++++ DATASET RECORDS

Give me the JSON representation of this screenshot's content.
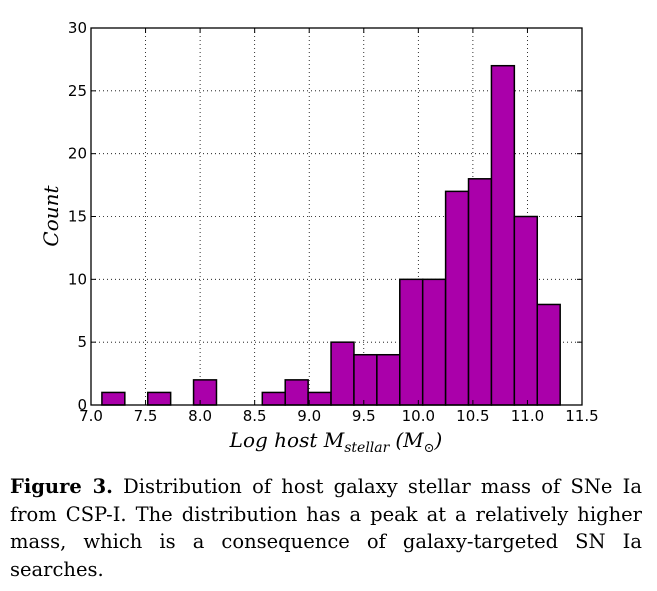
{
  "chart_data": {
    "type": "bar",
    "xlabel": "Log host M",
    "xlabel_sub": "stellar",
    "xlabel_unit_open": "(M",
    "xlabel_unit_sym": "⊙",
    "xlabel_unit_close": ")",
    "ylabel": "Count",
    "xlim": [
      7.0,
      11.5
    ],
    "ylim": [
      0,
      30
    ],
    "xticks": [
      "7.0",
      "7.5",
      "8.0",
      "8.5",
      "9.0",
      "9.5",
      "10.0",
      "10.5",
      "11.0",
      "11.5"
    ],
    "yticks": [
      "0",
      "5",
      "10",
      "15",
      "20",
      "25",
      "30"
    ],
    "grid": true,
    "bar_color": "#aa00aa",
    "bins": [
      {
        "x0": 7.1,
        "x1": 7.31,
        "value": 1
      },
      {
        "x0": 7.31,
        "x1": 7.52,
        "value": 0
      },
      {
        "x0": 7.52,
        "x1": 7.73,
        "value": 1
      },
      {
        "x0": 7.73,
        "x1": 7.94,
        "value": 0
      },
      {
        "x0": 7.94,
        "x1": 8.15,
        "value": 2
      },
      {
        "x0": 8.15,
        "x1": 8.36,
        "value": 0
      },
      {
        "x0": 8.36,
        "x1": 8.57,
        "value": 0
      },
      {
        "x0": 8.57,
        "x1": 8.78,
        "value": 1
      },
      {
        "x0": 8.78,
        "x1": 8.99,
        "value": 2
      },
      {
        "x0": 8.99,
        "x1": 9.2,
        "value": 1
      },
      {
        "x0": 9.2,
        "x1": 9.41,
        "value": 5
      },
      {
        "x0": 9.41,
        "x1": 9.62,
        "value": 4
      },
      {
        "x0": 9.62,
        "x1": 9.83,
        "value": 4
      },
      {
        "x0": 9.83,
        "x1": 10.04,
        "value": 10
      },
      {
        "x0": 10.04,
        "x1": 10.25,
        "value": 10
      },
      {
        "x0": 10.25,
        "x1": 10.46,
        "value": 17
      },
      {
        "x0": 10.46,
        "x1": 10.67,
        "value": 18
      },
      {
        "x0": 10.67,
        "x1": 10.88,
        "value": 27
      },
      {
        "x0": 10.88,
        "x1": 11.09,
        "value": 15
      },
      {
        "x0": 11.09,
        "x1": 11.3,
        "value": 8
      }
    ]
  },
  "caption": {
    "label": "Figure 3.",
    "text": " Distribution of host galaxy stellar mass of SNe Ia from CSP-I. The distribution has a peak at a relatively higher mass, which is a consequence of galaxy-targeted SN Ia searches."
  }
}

++++++++
++++ DATASET RECORDS

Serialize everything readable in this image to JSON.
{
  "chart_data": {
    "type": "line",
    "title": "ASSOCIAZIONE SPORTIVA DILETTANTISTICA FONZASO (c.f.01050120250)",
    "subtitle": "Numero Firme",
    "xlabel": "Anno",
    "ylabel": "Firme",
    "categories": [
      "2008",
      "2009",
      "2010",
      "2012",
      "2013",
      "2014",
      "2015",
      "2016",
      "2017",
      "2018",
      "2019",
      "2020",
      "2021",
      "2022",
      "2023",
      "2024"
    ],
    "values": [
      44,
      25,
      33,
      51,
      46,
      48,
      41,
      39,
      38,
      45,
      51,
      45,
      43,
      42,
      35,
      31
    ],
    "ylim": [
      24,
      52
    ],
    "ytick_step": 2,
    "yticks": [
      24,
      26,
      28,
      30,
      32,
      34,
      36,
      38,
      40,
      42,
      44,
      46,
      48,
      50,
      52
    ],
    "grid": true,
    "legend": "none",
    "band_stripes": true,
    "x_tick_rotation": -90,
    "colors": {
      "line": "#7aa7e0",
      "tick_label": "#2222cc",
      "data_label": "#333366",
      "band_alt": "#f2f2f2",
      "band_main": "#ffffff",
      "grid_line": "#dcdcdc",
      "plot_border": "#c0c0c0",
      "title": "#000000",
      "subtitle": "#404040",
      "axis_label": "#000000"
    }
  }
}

++++++++
++++ DATASET RECORDS

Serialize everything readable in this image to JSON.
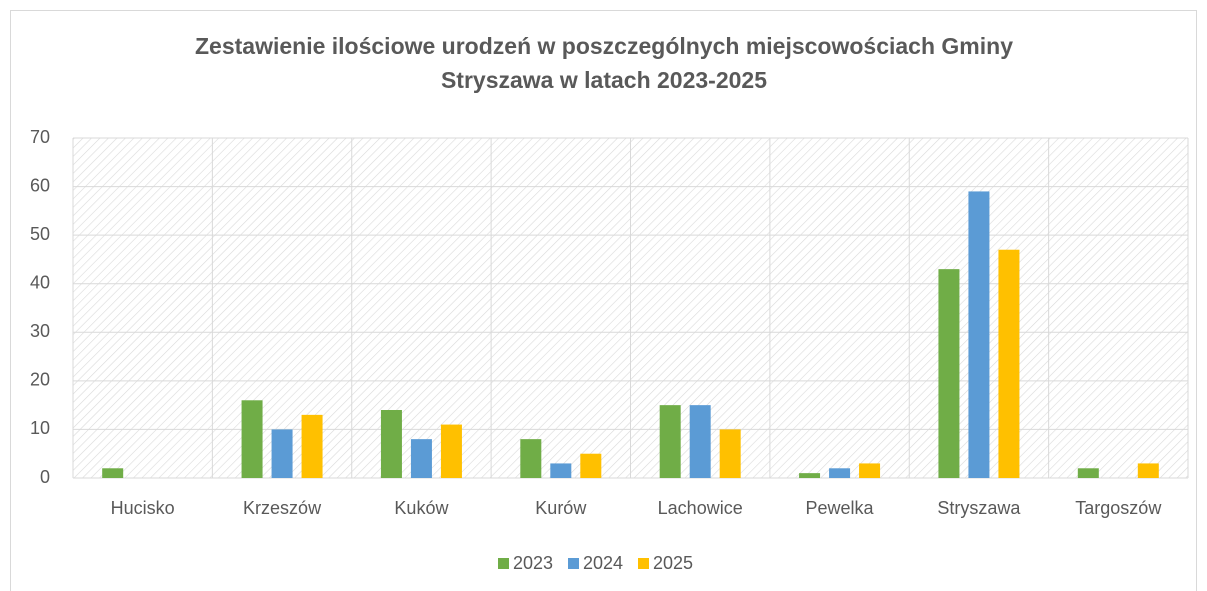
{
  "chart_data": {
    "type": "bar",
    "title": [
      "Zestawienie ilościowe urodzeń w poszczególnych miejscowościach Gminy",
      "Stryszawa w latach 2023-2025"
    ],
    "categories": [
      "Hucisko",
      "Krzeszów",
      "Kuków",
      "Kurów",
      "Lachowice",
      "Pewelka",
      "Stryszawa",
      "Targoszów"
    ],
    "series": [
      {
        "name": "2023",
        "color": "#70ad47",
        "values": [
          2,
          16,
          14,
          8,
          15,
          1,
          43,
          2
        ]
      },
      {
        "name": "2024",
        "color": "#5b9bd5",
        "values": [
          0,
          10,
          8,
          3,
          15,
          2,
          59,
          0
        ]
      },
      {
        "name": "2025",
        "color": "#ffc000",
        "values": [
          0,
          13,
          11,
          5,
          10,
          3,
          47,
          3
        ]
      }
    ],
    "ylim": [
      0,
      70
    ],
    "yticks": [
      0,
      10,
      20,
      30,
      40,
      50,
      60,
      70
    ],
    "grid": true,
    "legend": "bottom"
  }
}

++++++++

Find every line in the listing that holds the string "Firme", then say how many there are as a bare number.

2